• _INSTRUCTIONS TO FOLLOW_:
Images embedded in the records are excluded; print everything else exactly as given.

• _DATASET RECORDS_:

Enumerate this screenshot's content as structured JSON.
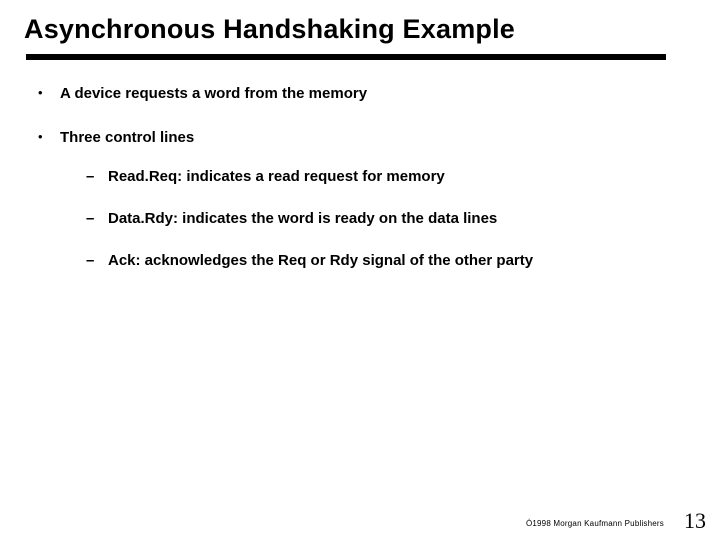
{
  "title": "Asynchronous Handshaking Example",
  "bullets": [
    {
      "text": "A device requests a word from the memory"
    },
    {
      "text": "Three control lines",
      "sub": [
        "Read.Req: indicates a read request for memory",
        "Data.Rdy: indicates the word is ready on the data lines",
        "Ack: acknowledges the Req or Rdy signal of the other party"
      ]
    }
  ],
  "footer": {
    "copyright": "Ó1998 Morgan Kaufmann Publishers",
    "page": "13"
  }
}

• _CORRECT OUTPUT_:
Enumerate this screenshot's content as structured JSON.
{
  "title": "Asynchronous Handshaking Example",
  "bullets": [
    {
      "text": "A device requests a word from the memory"
    },
    {
      "text": "Three control lines",
      "sub": [
        "Read.Req: indicates a read request for memory",
        "Data.Rdy: indicates the word is ready on the data lines",
        "Ack: acknowledges the Req or Rdy signal of the other party"
      ]
    }
  ],
  "footer": {
    "copyright": "Ó1998 Morgan Kaufmann Publishers",
    "page": "13"
  }
}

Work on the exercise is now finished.